Solicitud escrita 1: Reescribe todo lo que va desde "Política y Lenguajes/Debate" hasta "historia de emancipación." en el texto sobre el relato peronista, y sustituye "emancipación" por "liberación".

Texto proporcionado:
06 mayo 2012

Política y Lenguajes/Debate en torno al Relato y el Kirchnerismo/El relato peronista. Una historia de emancipación/Piqué Martín


El relato peronista. Una historia de emancipación.


Por Martín Piqué
(para La Tecl@ Eñe)

De tanto perder batallas, de tanta demostración de incapacidad e impotencia para elaborar un discurso que enamore, la oposición adoptó una nueva estrategia. Denunciar “el relato”. Intentar desprestigiarlo. “Relato”, entonces, según el lamento recurrente de las cornetas opositoras, consistiría en un engaño a gran escala, una construcción alejada de los hechos que, sin embargo, es asimilada por (¡otra vez!) masas dóciles e incautas que miran Fútbol para Todos, 678, Duro de Domar o los programas radiales y televisivos de Víctor Hugo Morales, ahora demonizado como “el relator del Relato”.
 La crítica al “Relato” ajeno adjudica las transformaciones económicas y sociales que se realizan desde el Estado a una mera construcción retórica. Esa queja repetitiva implica, inevitablemente, una posición derrotista. Y supone, para quien la ejerce, un rol secundario, subalterno, de “admirador del paisaje ajeno”, o, para decirlo en términos futbolísticos, del rival que se sabe inferior en el juego y quiere ganar el partido con algún artificio burocrático o administrativo porque ve imposible conseguir el triunfo en la cancha.
 En los’90, tras el derrumbe del bloque soviético, en el mundo se empezó a hablar del “fin de los grandes relatos”. Los grandes relatos eran las teorías generales que explicaban el modo de producción existente y proponían un orden económico y social alternativo.  Aquella crisis post-1989 nos dejaba huérfanos de esperanza en un mundo que ya no tendría historia, según la profecía de Francis Fukuyama. Pero el pronóstico falló. Lo desmintió primero la crisis del neoliberalismo en los países emergentes. Y la desmentida más cruda la aporta hoy Europa, con su dramática incapacidad para encontrar una salida. La historia, está visto, no terminó.
 El relato implica una organización. Una secuencia narrativa. Si el discurso argumentativo tiene sus pilares en la generalización y en los planteos –generalmente didácticos-- que se desarrollan por etapas, el relato suele alimentarse de las biografías personales, de las historias de vida. Por eso la narración puede alcanzar una contundencia emotiva que la argumentación difícilmente despliegue, salvo excepciones. El relato, entonces, como repaso de historias privadas y públicas, tiene una efectividad comunicacional que lo hace imprescindible. Imprescindible para conmover, para movilizar, para recordar, para dar fuerzas.

Solicitud escrita 2: Reproduce sin cambios, de las filas, todo lo que va desde la línea que contiene "x-tick-label: 0 [56, 334, 65, 350]" hasta la línea que contiene "y-tick-label: 0,9 [28, 27, 50, 44]", ambas incluidas.

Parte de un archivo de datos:
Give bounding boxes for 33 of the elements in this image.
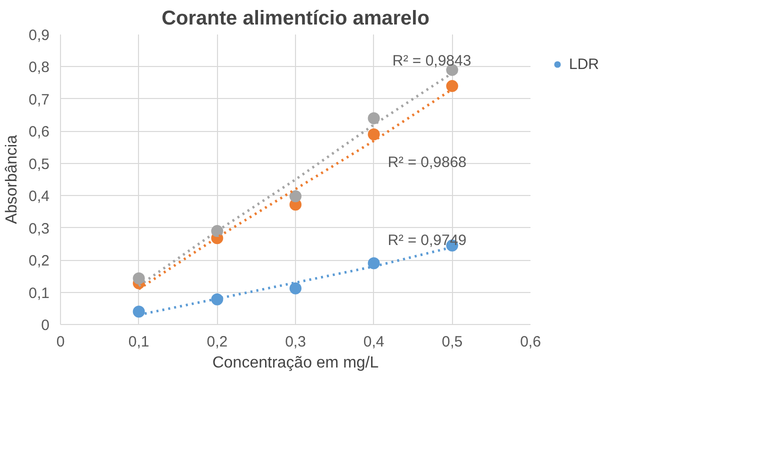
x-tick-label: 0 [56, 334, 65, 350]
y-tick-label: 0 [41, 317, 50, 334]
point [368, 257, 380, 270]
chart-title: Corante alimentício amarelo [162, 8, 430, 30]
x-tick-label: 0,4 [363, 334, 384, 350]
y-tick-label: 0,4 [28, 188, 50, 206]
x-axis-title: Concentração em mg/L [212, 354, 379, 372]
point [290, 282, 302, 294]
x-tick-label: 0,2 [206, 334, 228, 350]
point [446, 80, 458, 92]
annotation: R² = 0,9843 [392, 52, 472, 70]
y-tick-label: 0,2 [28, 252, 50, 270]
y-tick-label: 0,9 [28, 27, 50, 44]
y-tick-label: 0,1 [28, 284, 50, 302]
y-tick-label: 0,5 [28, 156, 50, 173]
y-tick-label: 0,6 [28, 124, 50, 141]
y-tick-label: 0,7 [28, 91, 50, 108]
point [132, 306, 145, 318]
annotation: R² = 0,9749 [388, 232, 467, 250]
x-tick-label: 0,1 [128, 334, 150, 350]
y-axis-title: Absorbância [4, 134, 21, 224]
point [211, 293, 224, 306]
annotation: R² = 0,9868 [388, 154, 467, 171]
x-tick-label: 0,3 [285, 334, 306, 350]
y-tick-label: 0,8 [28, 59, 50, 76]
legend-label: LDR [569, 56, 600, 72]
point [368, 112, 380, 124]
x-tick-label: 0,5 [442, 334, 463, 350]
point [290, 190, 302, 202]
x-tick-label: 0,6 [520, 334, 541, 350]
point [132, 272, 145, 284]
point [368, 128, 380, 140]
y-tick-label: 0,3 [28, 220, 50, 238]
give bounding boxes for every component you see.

Respuesta escrita 1:
Política y Lenguajes/Debate en torno al Relato y el Kirchnerismo/El relato peronista. Una historia de liberación/Piqué Martín


El relato peronista. Una historia de liberación.

Respuesta escrita 2:
x-tick-label: 0 [56, 334, 65, 350]
y-tick-label: 0 [41, 317, 50, 334]
point [368, 257, 380, 270]
chart-title: Corante alimentício amarelo [162, 8, 430, 30]
x-tick-label: 0,4 [363, 334, 384, 350]
y-tick-label: 0,4 [28, 188, 50, 206]
x-axis-title: Concentração em mg/L [212, 354, 379, 372]
point [290, 282, 302, 294]
x-tick-label: 0,2 [206, 334, 228, 350]
point [446, 80, 458, 92]
annotation: R² = 0,9843 [392, 52, 472, 70]
y-tick-label: 0,2 [28, 252, 50, 270]
y-tick-label: 0,9 [28, 27, 50, 44]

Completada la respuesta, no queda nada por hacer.